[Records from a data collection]
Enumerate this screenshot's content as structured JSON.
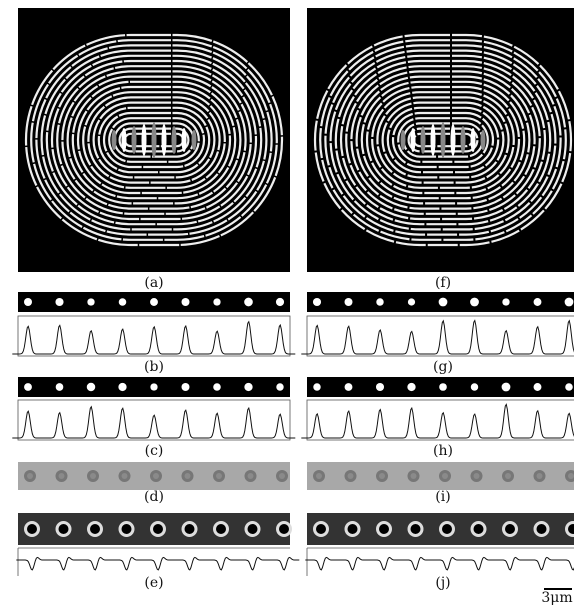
{
  "panels": [
    {
      "label": "(a)"
    },
    {
      "label": "(b)"
    },
    {
      "label": "(c)"
    },
    {
      "label": "(d)"
    },
    {
      "label": "(e)"
    },
    {
      "label": "(f)"
    },
    {
      "label": "(g)"
    },
    {
      "label": "(h)"
    },
    {
      "label": "(i)"
    },
    {
      "label": "(j)"
    }
  ],
  "scale_bar": "3μm"
}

• [Objective] Strip the images and reproduce the remaining records precisely.

• [Reply to the task]
Enumerate this screenshot's content as structured JSON.
{
  "panels": [
    {
      "label": "(a)"
    },
    {
      "label": "(b)"
    },
    {
      "label": "(c)"
    },
    {
      "label": "(d)"
    },
    {
      "label": "(e)"
    },
    {
      "label": "(f)"
    },
    {
      "label": "(g)"
    },
    {
      "label": "(h)"
    },
    {
      "label": "(i)"
    },
    {
      "label": "(j)"
    }
  ],
  "scale_bar": "3μm"
}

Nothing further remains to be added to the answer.